(Dataset listings of figures)

• • • •

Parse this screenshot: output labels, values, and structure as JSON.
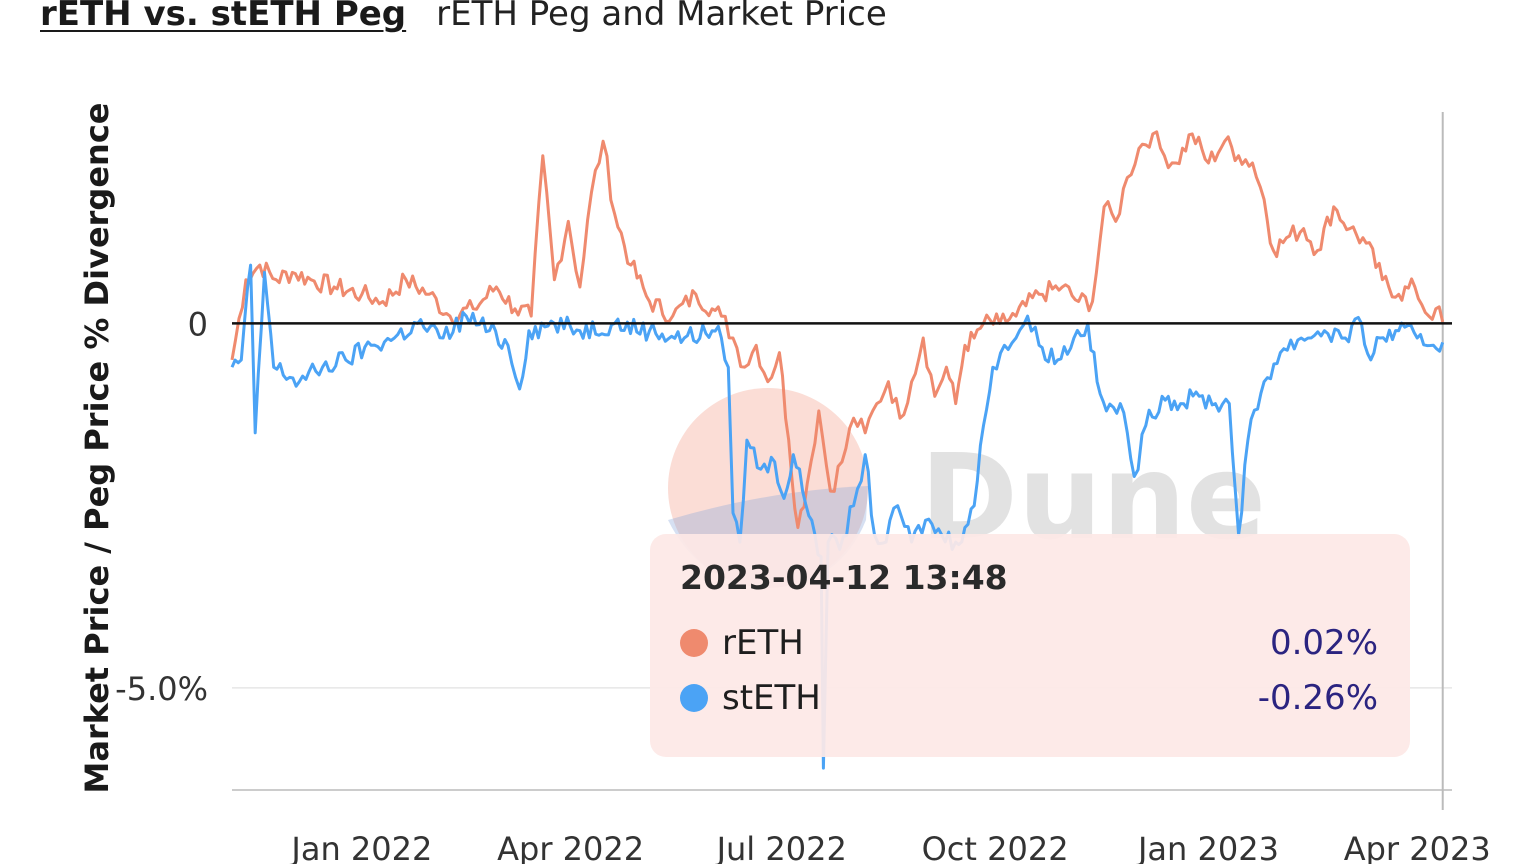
{
  "header": {
    "title": "rETH vs. stETH Peg",
    "subtitle": "rETH Peg and Market Price"
  },
  "watermark": "Dune",
  "tooltip": {
    "timestamp": "2023-04-12 13:48",
    "rows": [
      {
        "name": "rETH",
        "value": "0.02%",
        "color": "#ef8a6e"
      },
      {
        "name": "stETH",
        "value": "-0.26%",
        "color": "#4ba3f5"
      }
    ]
  },
  "chart_data": {
    "type": "line",
    "ylabel": "Market Price / Peg Price % Divergence",
    "xlabel": "",
    "x_ticks": [
      "Jan 2022",
      "Apr 2022",
      "Jul 2022",
      "Oct 2022",
      "Jan 2023",
      "Apr 2023"
    ],
    "y_ticks": [
      {
        "value": 0,
        "label": "0"
      },
      {
        "value": -5.0,
        "label": "-5.0%"
      }
    ],
    "ylim": [
      -6.4,
      2.9
    ],
    "xlim": [
      "2021-11-06",
      "2023-04-16"
    ],
    "zero_line": true,
    "grid": true,
    "crosshair_date": "2023-04-12",
    "series": [
      {
        "name": "rETH",
        "color": "#ef8a6e",
        "points": [
          [
            "2021-11-06",
            -0.5
          ],
          [
            "2021-11-12",
            0.6
          ],
          [
            "2021-11-18",
            0.8
          ],
          [
            "2021-11-25",
            0.6
          ],
          [
            "2021-12-02",
            0.7
          ],
          [
            "2021-12-10",
            0.6
          ],
          [
            "2021-12-20",
            0.5
          ],
          [
            "2022-01-01",
            0.4
          ],
          [
            "2022-01-10",
            0.3
          ],
          [
            "2022-01-20",
            0.6
          ],
          [
            "2022-01-30",
            0.4
          ],
          [
            "2022-02-08",
            0.1
          ],
          [
            "2022-02-18",
            0.2
          ],
          [
            "2022-02-28",
            0.5
          ],
          [
            "2022-03-08",
            0.2
          ],
          [
            "2022-03-15",
            0.1
          ],
          [
            "2022-03-20",
            2.3
          ],
          [
            "2022-03-25",
            0.6
          ],
          [
            "2022-03-31",
            1.4
          ],
          [
            "2022-04-05",
            0.5
          ],
          [
            "2022-04-10",
            1.8
          ],
          [
            "2022-04-15",
            2.5
          ],
          [
            "2022-04-20",
            1.5
          ],
          [
            "2022-04-27",
            0.8
          ],
          [
            "2022-05-05",
            0.3
          ],
          [
            "2022-05-15",
            0.1
          ],
          [
            "2022-05-25",
            0.4
          ],
          [
            "2022-06-01",
            0.2
          ],
          [
            "2022-06-05",
            0.1
          ],
          [
            "2022-06-10",
            -0.2
          ],
          [
            "2022-06-15",
            -0.6
          ],
          [
            "2022-06-20",
            -0.3
          ],
          [
            "2022-06-25",
            -0.8
          ],
          [
            "2022-06-30",
            -0.4
          ],
          [
            "2022-07-04",
            -1.6
          ],
          [
            "2022-07-08",
            -2.8
          ],
          [
            "2022-07-12",
            -2.2
          ],
          [
            "2022-07-17",
            -1.2
          ],
          [
            "2022-07-22",
            -2.3
          ],
          [
            "2022-07-27",
            -1.9
          ],
          [
            "2022-08-01",
            -1.3
          ],
          [
            "2022-08-06",
            -1.5
          ],
          [
            "2022-08-11",
            -1.1
          ],
          [
            "2022-08-16",
            -0.8
          ],
          [
            "2022-08-21",
            -1.3
          ],
          [
            "2022-08-26",
            -0.8
          ],
          [
            "2022-08-31",
            -0.2
          ],
          [
            "2022-09-05",
            -1.0
          ],
          [
            "2022-09-10",
            -0.6
          ],
          [
            "2022-09-14",
            -1.1
          ],
          [
            "2022-09-18",
            -0.3
          ],
          [
            "2022-09-22",
            -0.2
          ],
          [
            "2022-09-26",
            0.0
          ],
          [
            "2022-10-03",
            0.0
          ],
          [
            "2022-10-10",
            0.1
          ],
          [
            "2022-10-20",
            0.4
          ],
          [
            "2022-10-30",
            0.5
          ],
          [
            "2022-11-06",
            0.3
          ],
          [
            "2022-11-12",
            0.3
          ],
          [
            "2022-11-17",
            1.6
          ],
          [
            "2022-11-22",
            1.4
          ],
          [
            "2022-11-27",
            2.0
          ],
          [
            "2022-12-02",
            2.4
          ],
          [
            "2022-12-08",
            2.6
          ],
          [
            "2022-12-13",
            2.3
          ],
          [
            "2022-12-18",
            2.2
          ],
          [
            "2022-12-25",
            2.6
          ],
          [
            "2023-01-01",
            2.2
          ],
          [
            "2023-01-08",
            2.5
          ],
          [
            "2023-01-14",
            2.3
          ],
          [
            "2023-01-20",
            2.2
          ],
          [
            "2023-01-25",
            1.7
          ],
          [
            "2023-01-29",
            1.0
          ],
          [
            "2023-02-05",
            1.2
          ],
          [
            "2023-02-11",
            1.3
          ],
          [
            "2023-02-17",
            1.0
          ],
          [
            "2023-02-24",
            1.6
          ],
          [
            "2023-03-03",
            1.3
          ],
          [
            "2023-03-10",
            1.1
          ],
          [
            "2023-03-17",
            0.6
          ],
          [
            "2023-03-24",
            0.4
          ],
          [
            "2023-03-31",
            0.5
          ],
          [
            "2023-04-06",
            0.1
          ],
          [
            "2023-04-09",
            0.2
          ],
          [
            "2023-04-12",
            0.02
          ]
        ]
      },
      {
        "name": "stETH",
        "color": "#4ba3f5",
        "points": [
          [
            "2021-11-06",
            -0.6
          ],
          [
            "2021-11-10",
            -0.5
          ],
          [
            "2021-11-14",
            0.8
          ],
          [
            "2021-11-16",
            -1.5
          ],
          [
            "2021-11-20",
            0.7
          ],
          [
            "2021-11-24",
            -0.6
          ],
          [
            "2021-12-05",
            -0.8
          ],
          [
            "2021-12-15",
            -0.6
          ],
          [
            "2021-12-25",
            -0.5
          ],
          [
            "2022-01-05",
            -0.3
          ],
          [
            "2022-01-15",
            -0.2
          ],
          [
            "2022-01-25",
            0.0
          ],
          [
            "2022-02-05",
            -0.2
          ],
          [
            "2022-02-15",
            0.1
          ],
          [
            "2022-02-25",
            -0.1
          ],
          [
            "2022-03-05",
            -0.3
          ],
          [
            "2022-03-10",
            -0.9
          ],
          [
            "2022-03-14",
            -0.1
          ],
          [
            "2022-03-25",
            0.0
          ],
          [
            "2022-04-05",
            -0.1
          ],
          [
            "2022-04-20",
            0.0
          ],
          [
            "2022-05-05",
            -0.1
          ],
          [
            "2022-05-20",
            -0.2
          ],
          [
            "2022-06-01",
            -0.1
          ],
          [
            "2022-06-05",
            -0.2
          ],
          [
            "2022-06-08",
            -0.6
          ],
          [
            "2022-06-10",
            -2.6
          ],
          [
            "2022-06-13",
            -3.0
          ],
          [
            "2022-06-16",
            -1.6
          ],
          [
            "2022-06-22",
            -2.0
          ],
          [
            "2022-06-28",
            -1.9
          ],
          [
            "2022-07-02",
            -2.4
          ],
          [
            "2022-07-06",
            -1.8
          ],
          [
            "2022-07-10",
            -2.3
          ],
          [
            "2022-07-14",
            -2.7
          ],
          [
            "2022-07-18",
            -3.2
          ],
          [
            "2022-07-19",
            -6.1
          ],
          [
            "2022-07-21",
            -3.0
          ],
          [
            "2022-07-26",
            -3.1
          ],
          [
            "2022-08-01",
            -2.5
          ],
          [
            "2022-08-06",
            -1.8
          ],
          [
            "2022-08-10",
            -2.9
          ],
          [
            "2022-08-15",
            -3.0
          ],
          [
            "2022-08-20",
            -2.5
          ],
          [
            "2022-08-26",
            -3.0
          ],
          [
            "2022-09-01",
            -2.7
          ],
          [
            "2022-09-08",
            -2.9
          ],
          [
            "2022-09-14",
            -3.0
          ],
          [
            "2022-09-18",
            -2.8
          ],
          [
            "2022-09-22",
            -2.5
          ],
          [
            "2022-09-26",
            -1.4
          ],
          [
            "2022-09-30",
            -0.6
          ],
          [
            "2022-10-05",
            -0.3
          ],
          [
            "2022-10-10",
            -0.2
          ],
          [
            "2022-10-15",
            0.1
          ],
          [
            "2022-10-20",
            -0.3
          ],
          [
            "2022-10-28",
            -0.5
          ],
          [
            "2022-11-04",
            -0.2
          ],
          [
            "2022-11-10",
            0.0
          ],
          [
            "2022-11-14",
            -0.8
          ],
          [
            "2022-11-18",
            -1.2
          ],
          [
            "2022-11-24",
            -1.1
          ],
          [
            "2022-11-30",
            -2.1
          ],
          [
            "2022-12-05",
            -1.4
          ],
          [
            "2022-12-12",
            -1.0
          ],
          [
            "2022-12-20",
            -1.1
          ],
          [
            "2022-12-28",
            -1.0
          ],
          [
            "2023-01-04",
            -1.1
          ],
          [
            "2023-01-10",
            -1.1
          ],
          [
            "2023-01-14",
            -2.9
          ],
          [
            "2023-01-18",
            -1.6
          ],
          [
            "2023-01-25",
            -0.8
          ],
          [
            "2023-02-01",
            -0.4
          ],
          [
            "2023-02-10",
            -0.2
          ],
          [
            "2023-02-20",
            -0.1
          ],
          [
            "2023-03-01",
            -0.2
          ],
          [
            "2023-03-08",
            0.0
          ],
          [
            "2023-03-12",
            -0.5
          ],
          [
            "2023-03-16",
            -0.2
          ],
          [
            "2023-03-24",
            -0.1
          ],
          [
            "2023-04-01",
            -0.2
          ],
          [
            "2023-04-08",
            -0.3
          ],
          [
            "2023-04-12",
            -0.26
          ]
        ]
      }
    ]
  }
}
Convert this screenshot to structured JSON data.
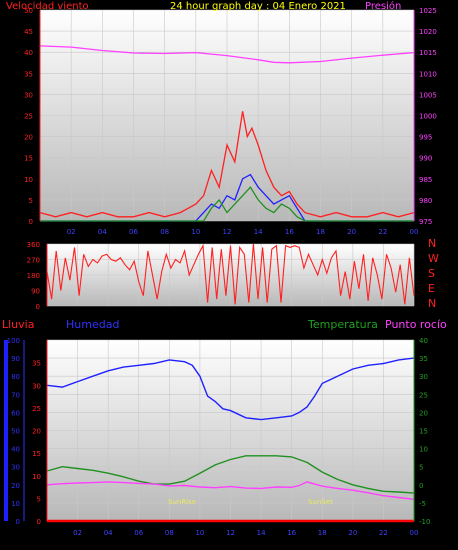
{
  "colors": {
    "wind": "#ff2020",
    "pressure": "#ff40ff",
    "humidity": "#2020ff",
    "temperature": "#209020",
    "dewpoint": "#ff40ff",
    "rain": "#ff0000",
    "sun": "#e8e860",
    "title": "#ffff00",
    "direction": "#ff2020"
  },
  "chart_data": [
    {
      "type": "line",
      "title": "24 hour graph day : 04 Enero 2021",
      "ylabel_left": "Velocidad viento",
      "ylabel_right": "Presión",
      "y_left_ticks": [
        "0",
        "5",
        "10",
        "15",
        "20",
        "25",
        "30",
        "35",
        "40",
        "45",
        "50"
      ],
      "y_right_ticks": [
        "975",
        "980",
        "985",
        "990",
        "995",
        "1000",
        "1005",
        "1010",
        "1015",
        "1020",
        "1025"
      ],
      "x_ticks": [
        "02",
        "04",
        "06",
        "08",
        "10",
        "12",
        "14",
        "16",
        "18",
        "20",
        "22",
        "00"
      ],
      "ylim_left": [
        0,
        50
      ],
      "ylim_right": [
        975,
        1025
      ],
      "series": [
        {
          "axis": "right",
          "color": "pressure",
          "x": [
            0,
            2,
            4,
            6,
            8,
            10,
            12,
            14,
            15,
            16,
            18,
            20,
            22,
            24
          ],
          "values": [
            1016.5,
            1016.2,
            1015.4,
            1014.8,
            1014.7,
            1014.9,
            1014.2,
            1013.2,
            1012.6,
            1012.5,
            1012.8,
            1013.6,
            1014.3,
            1014.9
          ]
        },
        {
          "axis": "left",
          "color": "wind",
          "x": [
            0,
            1,
            2,
            3,
            4,
            5,
            6,
            7,
            8,
            9,
            10,
            10.5,
            11,
            11.5,
            12,
            12.5,
            13,
            13.3,
            13.6,
            14,
            14.5,
            15,
            15.5,
            16,
            16.5,
            17,
            18,
            19,
            20,
            21,
            22,
            23,
            24
          ],
          "values": [
            2,
            1,
            2,
            1,
            2,
            1,
            1,
            2,
            1,
            2,
            4,
            6,
            12,
            8,
            18,
            14,
            26,
            20,
            22,
            18,
            12,
            8,
            6,
            7,
            4,
            2,
            1,
            2,
            1,
            1,
            2,
            1,
            2
          ]
        },
        {
          "axis": "left",
          "color": "humidity",
          "x": [
            0,
            10,
            10.5,
            11,
            11.5,
            12,
            12.5,
            13,
            13.5,
            14,
            14.5,
            15,
            15.5,
            16,
            16.5,
            17,
            24
          ],
          "values": [
            0,
            0,
            2,
            4,
            3,
            6,
            5,
            10,
            11,
            8,
            6,
            4,
            5,
            6,
            3,
            0,
            0
          ]
        },
        {
          "axis": "left",
          "color": "temperature",
          "x": [
            0,
            10.5,
            11,
            11.5,
            12,
            12.5,
            13,
            13.5,
            14,
            14.5,
            15,
            15.5,
            16,
            16.5,
            17,
            24
          ],
          "values": [
            0,
            0,
            3,
            5,
            2,
            4,
            6,
            8,
            5,
            3,
            2,
            4,
            3,
            1,
            0,
            0
          ]
        }
      ]
    },
    {
      "type": "line",
      "title": "",
      "y_ticks": [
        "0",
        "90",
        "180",
        "270",
        "360"
      ],
      "direction_labels": [
        "N",
        "W",
        "S",
        "E",
        "N"
      ],
      "ylim": [
        0,
        360
      ],
      "series": [
        {
          "name": "",
          "color": "direction",
          "x": [
            0,
            0.3,
            0.6,
            0.9,
            1.2,
            1.5,
            1.8,
            2.1,
            2.4,
            2.7,
            3,
            3.3,
            3.6,
            3.9,
            4.2,
            4.5,
            4.8,
            5.1,
            5.4,
            5.7,
            6,
            6.3,
            6.6,
            6.9,
            7.2,
            7.5,
            7.8,
            8.1,
            8.4,
            8.7,
            9,
            9.3,
            9.6,
            9.9,
            10.2,
            10.5,
            10.8,
            11.1,
            11.4,
            11.7,
            12,
            12.3,
            12.6,
            12.9,
            13.2,
            13.5,
            13.8,
            14.1,
            14.4,
            14.7,
            15,
            15.3,
            15.6,
            15.9,
            16.2,
            16.5,
            16.8,
            17.1,
            17.4,
            17.7,
            18,
            18.3,
            18.6,
            18.9,
            19.2,
            19.5,
            19.8,
            20.1,
            20.4,
            20.7,
            21,
            21.3,
            21.6,
            21.9,
            22.2,
            22.5,
            22.8,
            23.1,
            23.4,
            23.7,
            24
          ],
          "values": [
            200,
            40,
            320,
            90,
            280,
            150,
            340,
            60,
            300,
            230,
            270,
            250,
            290,
            300,
            270,
            260,
            280,
            240,
            210,
            260,
            140,
            60,
            320,
            180,
            40,
            200,
            300,
            220,
            270,
            250,
            320,
            180,
            240,
            300,
            350,
            20,
            340,
            40,
            330,
            60,
            350,
            10,
            340,
            300,
            20,
            360,
            40,
            340,
            20,
            330,
            350,
            20,
            350,
            340,
            350,
            340,
            220,
            300,
            240,
            180,
            270,
            190,
            280,
            320,
            60,
            200,
            40,
            260,
            100,
            300,
            30,
            280,
            180,
            40,
            300,
            220,
            80,
            240,
            10,
            280,
            60
          ]
        }
      ]
    },
    {
      "type": "line",
      "title": "",
      "ylabel_rain": "Lluvia",
      "ylabel_humidity": "Humedad",
      "ylabel_temperature": "Temperatura",
      "ylabel_dewpoint": "Punto rocío",
      "annotations": [
        "SunRise",
        "SunSet"
      ],
      "y_rain_ticks": [
        "0",
        "5",
        "10",
        "15",
        "20",
        "25",
        "30",
        "35"
      ],
      "y_humidity_ticks": [
        "0",
        "10",
        "20",
        "30",
        "40",
        "50",
        "60",
        "70",
        "80",
        "90",
        "100"
      ],
      "y_temp_ticks": [
        "-10",
        "-5",
        "0",
        "5",
        "10",
        "15",
        "20",
        "25",
        "30",
        "35",
        "40"
      ],
      "ylim_temp": [
        -10,
        40
      ],
      "ylim_humidity": [
        0,
        100
      ],
      "x_ticks": [
        "02",
        "04",
        "06",
        "08",
        "10",
        "12",
        "14",
        "16",
        "18",
        "20",
        "22",
        "00"
      ],
      "series": [
        {
          "name": "",
          "color": "humidity",
          "x": [
            0,
            1,
            2,
            3,
            4,
            5,
            6,
            7,
            8,
            9,
            9.5,
            10,
            10.5,
            11,
            11.5,
            12,
            13,
            14,
            15,
            16,
            16.5,
            17,
            17.5,
            18,
            19,
            20,
            21,
            22,
            23,
            24
          ],
          "values": [
            75,
            74,
            77,
            80,
            83,
            85,
            86,
            87,
            89,
            88,
            86,
            80,
            69,
            66,
            62,
            61,
            57,
            56,
            57,
            58,
            60,
            63,
            69,
            76,
            80,
            84,
            86,
            87,
            89,
            90
          ]
        },
        {
          "name": "",
          "color": "temperature",
          "x": [
            0,
            1,
            2,
            3,
            4,
            5,
            6,
            7,
            8,
            9,
            10,
            11,
            12,
            13,
            14,
            15,
            16,
            17,
            18,
            19,
            20,
            21,
            22,
            23,
            24
          ],
          "values": [
            3.8,
            5,
            4.5,
            4,
            3.2,
            2.2,
            1,
            0.2,
            0.2,
            1,
            3.2,
            5.5,
            7,
            8,
            8,
            8,
            7.7,
            6.2,
            3.5,
            1.5,
            0,
            -1,
            -1.8,
            -2,
            -2.3
          ]
        },
        {
          "name": "",
          "color": "dewpoint",
          "x": [
            0,
            1,
            2,
            3,
            4,
            5,
            6,
            7,
            8,
            9,
            10,
            11,
            12,
            13,
            14,
            15,
            16,
            16.5,
            17,
            18,
            19,
            20,
            21,
            22,
            23,
            24
          ],
          "values": [
            0,
            0.3,
            0.5,
            0.6,
            0.8,
            0.6,
            0.4,
            0.2,
            -0.3,
            -0.2,
            -0.6,
            -0.8,
            -0.5,
            -0.9,
            -1.0,
            -0.6,
            -0.7,
            -0.2,
            0.8,
            -0.4,
            -1,
            -1.5,
            -2.2,
            -3,
            -3.5,
            -4
          ]
        },
        {
          "name": "",
          "color": "rain",
          "x": [
            0,
            24
          ],
          "values": [
            0,
            0
          ]
        }
      ]
    }
  ]
}
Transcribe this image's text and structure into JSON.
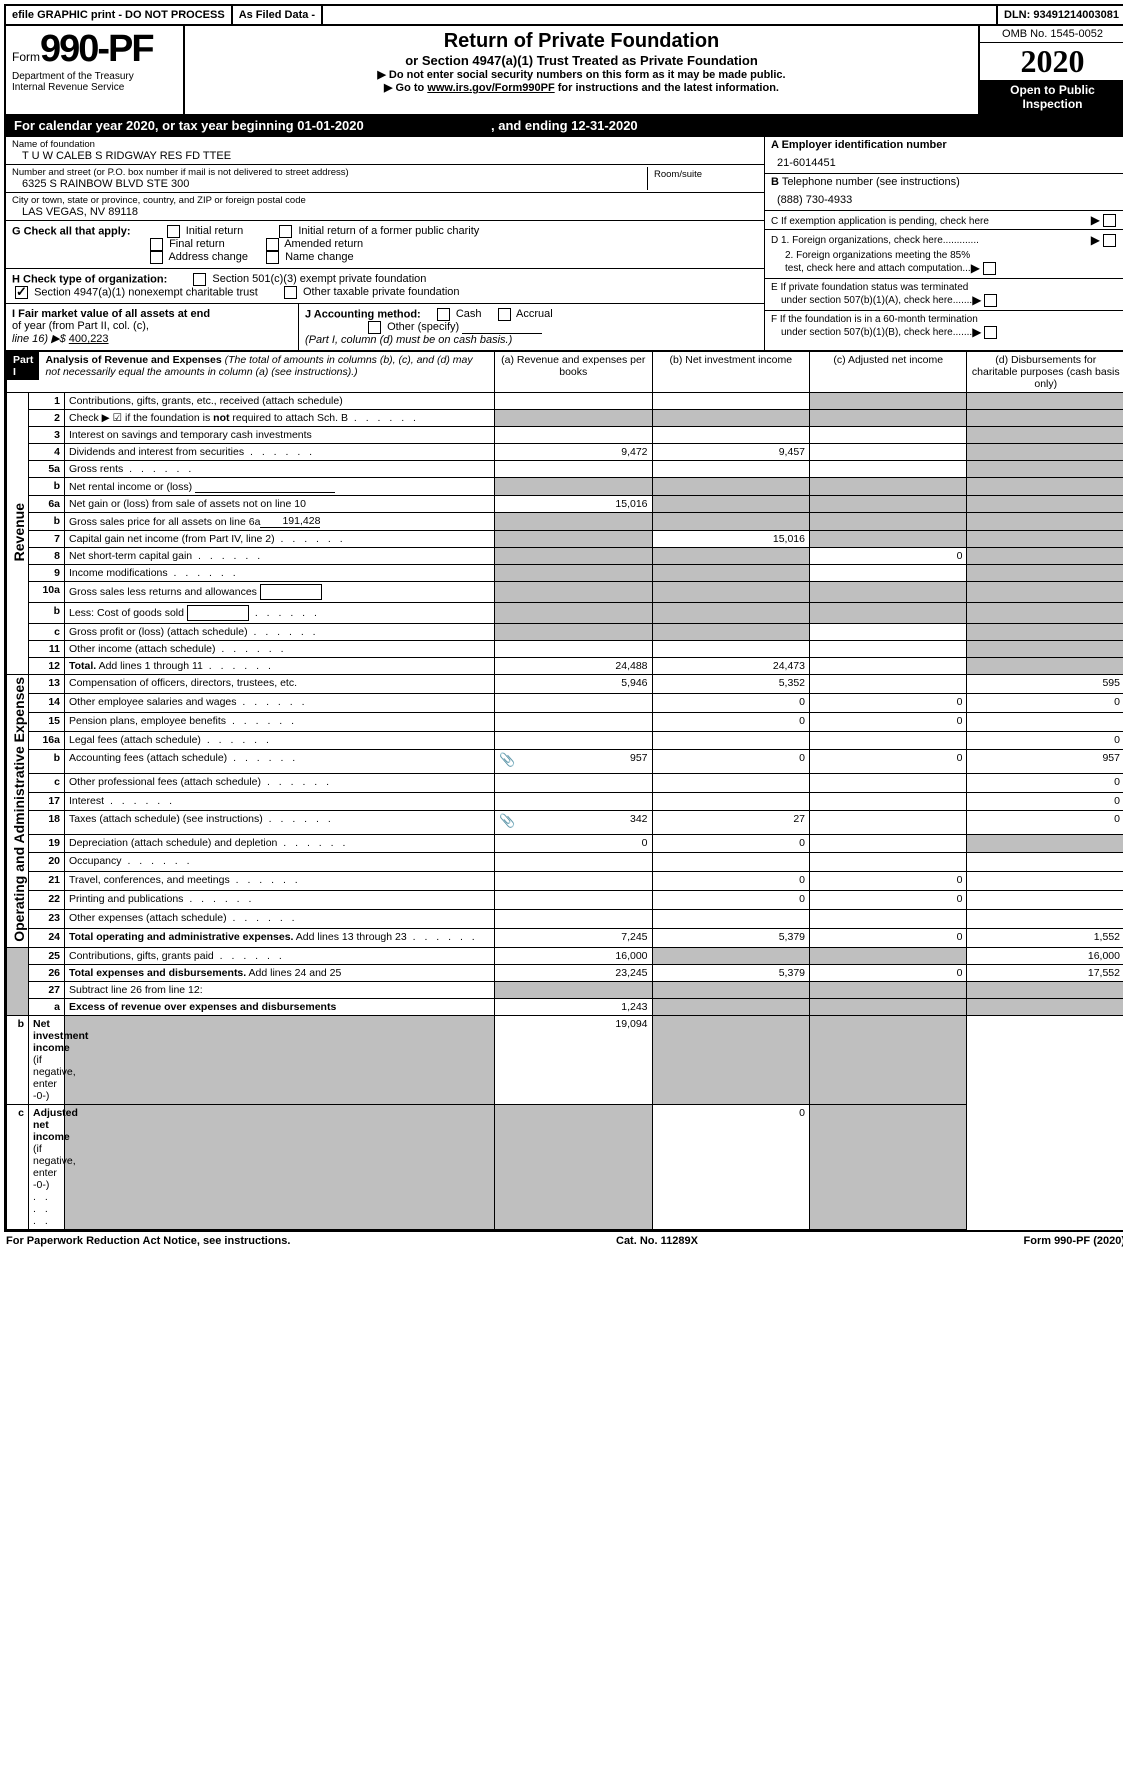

• • • •

--- TASK REQUIREMENTS ---
Go through the listing above and list every line that has the word "JSON".

--- RIGHT ANSWER ---
Parse this screenshot: output labels, values, and structure as JSON.
Convert this screenshot to structured JSON data.
Transcribe this image's text and structure into JSON.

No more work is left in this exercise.